- _Material to process_
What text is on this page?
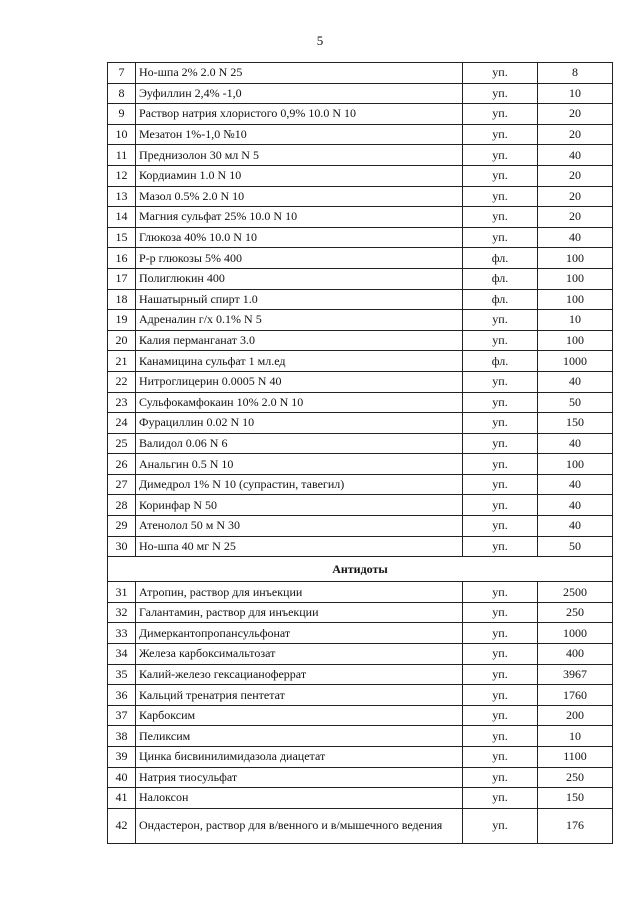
5
7	Но-шпа 2% 2.0 N 25	уп.	8
8	Эуфиллин 2,4% -1,0	уп.	10
9	Раствор натрия хлористого 0,9% 10.0 N 10	уп.	20
10	Мезатон 1%-1,0 №10	уп.	20
11	Преднизолон 30 мл N 5	уп.	40
12	Кордиамин 1.0 N 10	уп.	20
13	Мазол 0.5% 2.0 N 10	уп.	20
14	Магния сульфат 25% 10.0 N 10	уп.	20
15	Глюкоза 40% 10.0 N 10	уп.	40
16	Р-р глюкозы 5% 400	фл.	100
17	Полиглюкин 400	фл.	100
18	Нашатырный спирт 1.0	фл.	100
19	Адреналин г/х 0.1% N 5	уп.	10
20	Калия перманганат 3.0	уп.	100
21	Канамицина сульфат 1 мл.ед	фл.	1000
22	Нитроглицерин 0.0005 N 40	уп.	40
23	Сульфокамфокаин 10% 2.0 N 10	уп.	50
24	Фурациллин 0.02 N 10	уп.	150
25	Валидол 0.06 N 6	уп.	40
26	Анальгин 0.5 N 10	уп.	100
27	Димедрол 1% N 10 (супрастин, тавегил)	уп.	40
28	Коринфар N 50	уп.	40
29	Атенолол 50 м N 30	уп.	40
30	Но-шпа 40 мг N 25	уп.	50
Антидоты			
31	Атропин, раствор для инъекции	уп.	2500
32	Галантамин, раствор для инъекции	уп.	250
33	Димеркантопропансульфонат	уп.	1000
34	Железа карбоксимальтозат	уп.	400
35	Калий-железо гексацианоферрат	уп.	3967
36	Кальций тренатрия пентетат	уп.	1760
37	Карбоксим	уп.	200
38	Пеликсим	уп.	10
39	Цинка бисвинилимидазола диацетат	уп.	1100
40	Натрия тиосульфат	уп.	250
41	Налоксон	уп.	150
42	Ондастерон, раствор для в/венного и в/мышечного ведения	уп.	176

- _Requirements_
Collect the complete line wherever the string "инъекции" appears in the records.

- _Written reply_
31	Атропин, раствор для инъекции	уп.	2500
32	Галантамин, раствор для инъекции	уп.	250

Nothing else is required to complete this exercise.